◆ TASK DATA:

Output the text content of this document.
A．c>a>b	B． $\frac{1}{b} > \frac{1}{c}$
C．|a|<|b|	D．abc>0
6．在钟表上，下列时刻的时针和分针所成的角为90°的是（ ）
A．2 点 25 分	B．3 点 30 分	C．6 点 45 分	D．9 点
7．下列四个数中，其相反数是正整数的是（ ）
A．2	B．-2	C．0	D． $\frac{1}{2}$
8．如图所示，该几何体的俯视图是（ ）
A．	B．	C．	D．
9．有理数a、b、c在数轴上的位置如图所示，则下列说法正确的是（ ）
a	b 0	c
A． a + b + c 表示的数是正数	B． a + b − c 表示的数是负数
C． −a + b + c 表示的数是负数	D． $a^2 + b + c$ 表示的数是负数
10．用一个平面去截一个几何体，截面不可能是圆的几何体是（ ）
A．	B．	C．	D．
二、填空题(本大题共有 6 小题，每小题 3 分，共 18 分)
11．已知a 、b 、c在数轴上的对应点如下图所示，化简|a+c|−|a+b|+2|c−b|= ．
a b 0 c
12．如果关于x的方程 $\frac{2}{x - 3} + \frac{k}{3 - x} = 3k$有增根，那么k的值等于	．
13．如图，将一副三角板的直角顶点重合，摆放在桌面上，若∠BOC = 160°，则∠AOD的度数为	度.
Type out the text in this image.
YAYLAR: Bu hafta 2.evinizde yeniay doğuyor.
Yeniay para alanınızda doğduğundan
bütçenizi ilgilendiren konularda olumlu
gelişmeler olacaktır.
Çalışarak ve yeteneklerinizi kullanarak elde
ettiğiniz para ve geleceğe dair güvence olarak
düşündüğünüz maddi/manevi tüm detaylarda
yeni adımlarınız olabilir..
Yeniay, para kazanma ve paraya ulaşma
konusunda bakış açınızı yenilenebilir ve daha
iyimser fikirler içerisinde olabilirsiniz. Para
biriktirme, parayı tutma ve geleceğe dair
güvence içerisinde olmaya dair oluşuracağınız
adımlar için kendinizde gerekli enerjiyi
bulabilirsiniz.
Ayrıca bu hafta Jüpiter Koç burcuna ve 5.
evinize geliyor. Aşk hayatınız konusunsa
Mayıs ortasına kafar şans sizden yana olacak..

◆ REQUIREMENT:
In the records above, locate every line with the string "this" and copy it.

◆ RESPONSE TO THE EXERCISE:
Output the text content of this document.
Type out the text in this image.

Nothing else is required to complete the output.